• [Given task]
Your task is to filter the data below down to the lines holding "разделах".

[start Dataset records]

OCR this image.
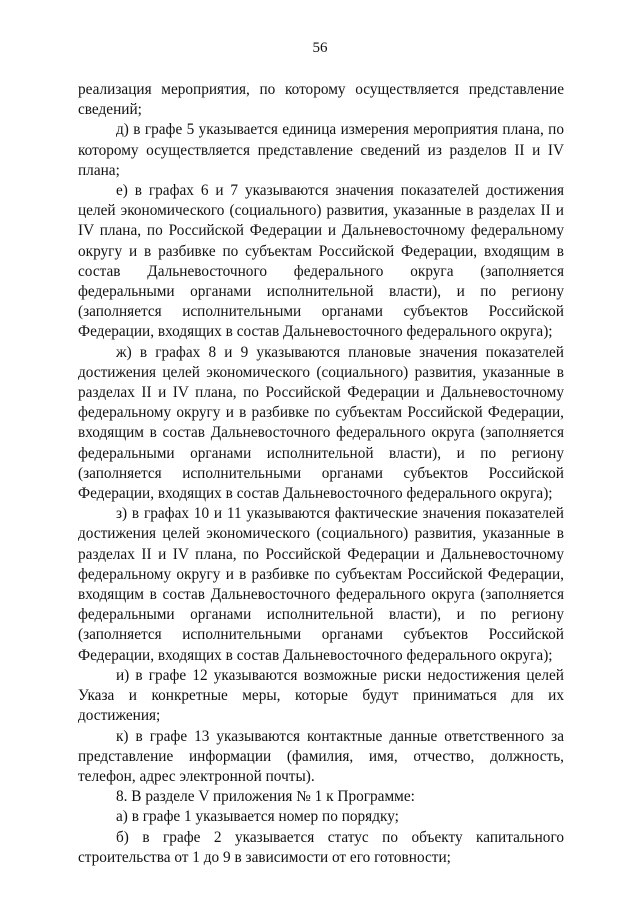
56

реализация мероприятия, по которому осуществляется представление сведений;

д) в графе 5 указывается единица измерения мероприятия плана, по которому осуществляется представление сведений из разделов II и IV плана;

е) в графах 6 и 7 указываются значения показателей достижения целей экономического (социального) развития, указанные в разделах II и IV плана, по Российской Федерации и Дальневосточному федеральному округу и в разбивке по субъектам Российской Федерации, входящим в состав Дальневосточного федерального округа (заполняется федеральными органами исполнительной власти), и по региону (заполняется исполнительными органами субъектов Российской Федерации, входящих в состав Дальневосточного федерального округа);

ж) в графах 8 и 9 указываются плановые значения показателей достижения целей экономического (социального) развития, указанные в разделах II и IV плана, по Российской Федерации и Дальневосточному федеральному округу и в разбивке по субъектам Российской Федерации, входящим в состав Дальневосточного федерального округа (заполняется федеральными органами исполнительной власти), и по региону (заполняется исполнительными органами субъектов Российской Федерации, входящих в состав Дальневосточного федерального округа);

з) в графах 10 и 11 указываются фактические значения показателей достижения целей экономического (социального) развития, указанные в разделах II и IV плана, по Российской Федерации и Дальневосточному федеральному округу и в разбивке по субъектам Российской Федерации, входящим в состав Дальневосточного федерального округа (заполняется федеральными органами исполнительной власти), и по региону (заполняется исполнительными органами субъектов Российской Федерации, входящих в состав Дальневосточного федерального округа);

и) в графе 12 указываются возможные риски недостижения целей Указа и конкретные меры, которые будут приниматься для их достижения;

к) в графе 13 указываются контактные данные ответственного за представление информации (фамилия, имя, отчество, должность, телефон, адрес электронной почты).

8. В разделе V приложения № 1 к Программе:

а) в графе 1 указывается номер по порядку;

б) в графе 2 указывается статус по объекту капитального строительства от 1 до 9 в зависимости от его готовности;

[end Dataset records]

• [Worked solution]
е) в графах 6 и 7 указываются значения показателей достижения целей экономического (социального) развития, указанные в разделах II и IV плана, по Российской Федерации и Дальневосточному федеральному округу и в разбивке по субъектам Российской Федерации, входящим в состав Дальневосточного федерального округа (заполняется федеральными органами исполнительной власти), и по региону (заполняется исполнительными органами субъектов Российской Федерации, входящих в состав Дальневосточного федерального округа);
ж) в графах 8 и 9 указываются плановые значения показателей достижения целей экономического (социального) развития, указанные в разделах II и IV плана, по Российской Федерации и Дальневосточному федеральному округу и в разбивке по субъектам Российской Федерации, входящим в состав Дальневосточного федерального округа (заполняется федеральными органами исполнительной власти), и по региону (заполняется исполнительными органами субъектов Российской Федерации, входящих в состав Дальневосточного федерального округа);
з) в графах 10 и 11 указываются фактические значения показателей достижения целей экономического (социального) развития, указанные в разделах II и IV плана, по Российской Федерации и Дальневосточному федеральному округу и в разбивке по субъектам Российской Федерации, входящим в состав Дальневосточного федерального округа (заполняется федеральными органами исполнительной власти), и по региону (заполняется исполнительными органами субъектов Российской Федерации, входящих в состав Дальневосточного федерального округа);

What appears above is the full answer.